What the task asks:
Pick out each line below containing "支付系统兑付".

Records to use:

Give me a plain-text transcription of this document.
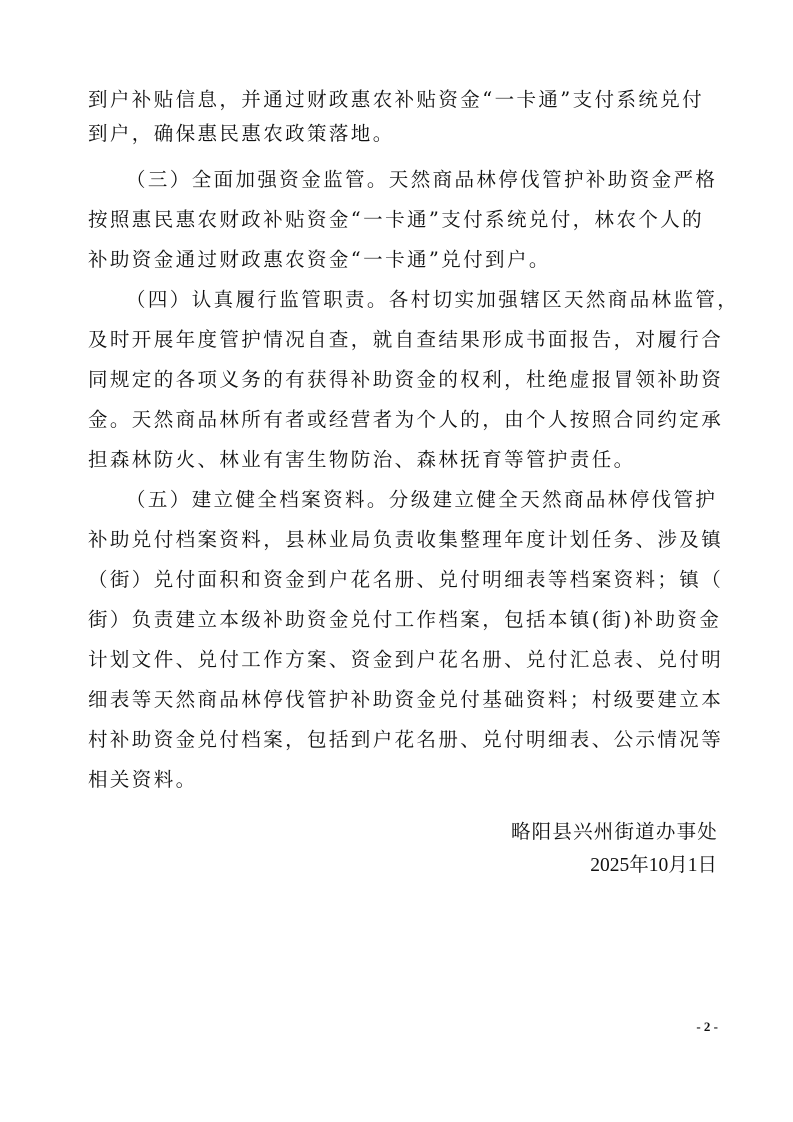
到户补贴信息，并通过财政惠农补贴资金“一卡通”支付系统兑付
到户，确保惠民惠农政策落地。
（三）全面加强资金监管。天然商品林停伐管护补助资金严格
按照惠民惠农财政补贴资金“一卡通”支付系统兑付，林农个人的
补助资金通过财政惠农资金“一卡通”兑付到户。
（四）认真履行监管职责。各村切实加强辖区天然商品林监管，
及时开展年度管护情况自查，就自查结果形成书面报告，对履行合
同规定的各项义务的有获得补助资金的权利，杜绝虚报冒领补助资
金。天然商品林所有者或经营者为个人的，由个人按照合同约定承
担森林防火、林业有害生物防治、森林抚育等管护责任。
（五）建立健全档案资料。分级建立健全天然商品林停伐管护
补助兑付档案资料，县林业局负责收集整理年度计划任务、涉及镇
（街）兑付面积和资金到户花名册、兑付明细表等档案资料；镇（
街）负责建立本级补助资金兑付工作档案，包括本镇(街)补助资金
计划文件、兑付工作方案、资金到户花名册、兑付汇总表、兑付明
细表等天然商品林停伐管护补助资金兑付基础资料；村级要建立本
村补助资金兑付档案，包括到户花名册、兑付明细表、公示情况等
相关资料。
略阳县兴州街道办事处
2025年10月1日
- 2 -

==

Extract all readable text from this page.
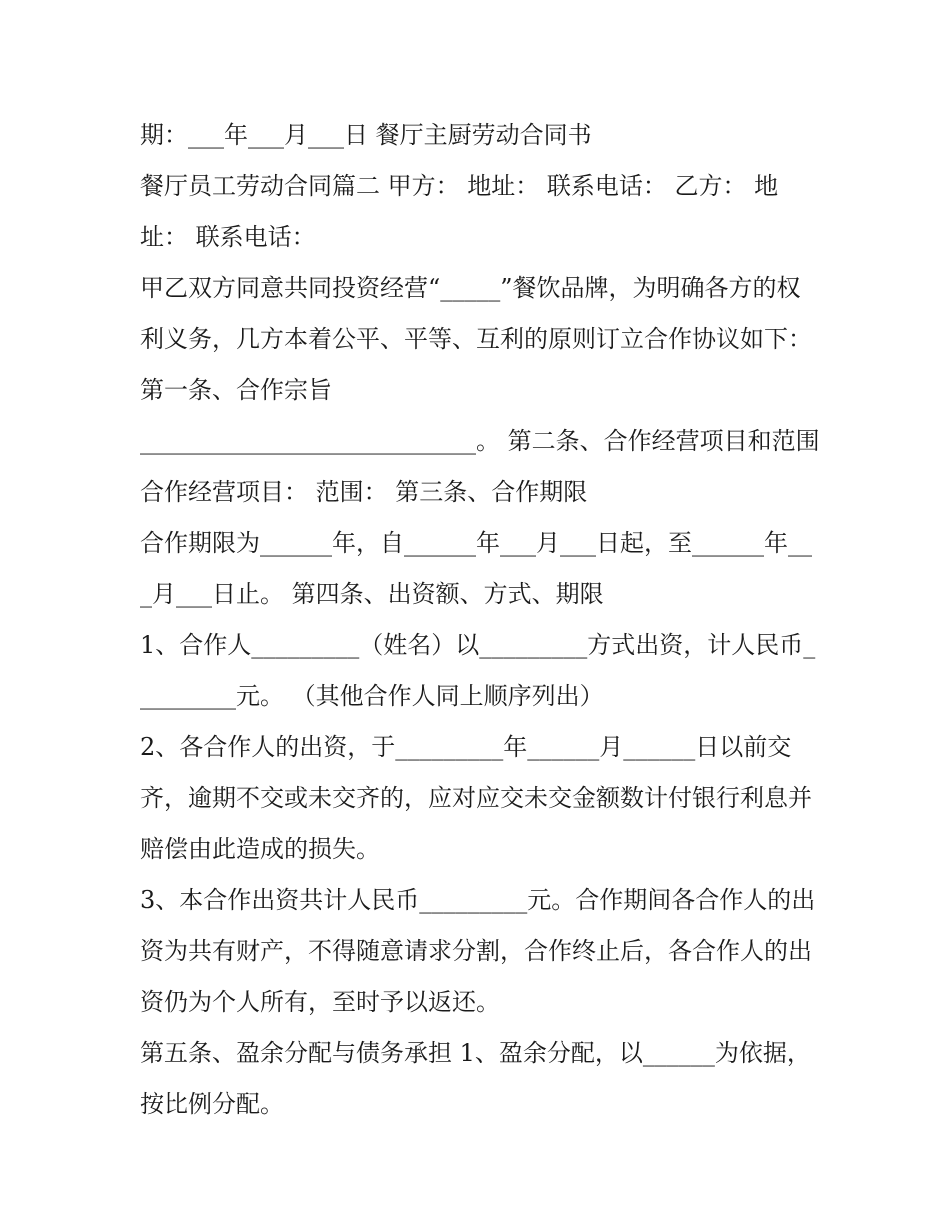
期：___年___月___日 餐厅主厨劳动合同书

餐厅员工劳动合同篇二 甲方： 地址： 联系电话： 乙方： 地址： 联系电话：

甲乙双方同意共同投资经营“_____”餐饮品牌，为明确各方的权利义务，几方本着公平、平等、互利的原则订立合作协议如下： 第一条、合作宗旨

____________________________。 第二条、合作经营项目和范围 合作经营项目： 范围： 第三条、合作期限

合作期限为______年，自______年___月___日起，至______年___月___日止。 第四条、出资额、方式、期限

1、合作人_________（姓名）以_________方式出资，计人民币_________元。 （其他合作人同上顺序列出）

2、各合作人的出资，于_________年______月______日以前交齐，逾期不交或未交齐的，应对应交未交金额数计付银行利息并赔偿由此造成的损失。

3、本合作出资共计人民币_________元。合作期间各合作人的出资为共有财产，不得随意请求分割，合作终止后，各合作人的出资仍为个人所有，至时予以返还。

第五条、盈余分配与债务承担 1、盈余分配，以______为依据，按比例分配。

The solution:
到户补贴信息，并通过财政惠农补贴资金“一卡通”支付系统兑付
按照惠民惠农财政补贴资金“一卡通”支付系统兑付，林农个人的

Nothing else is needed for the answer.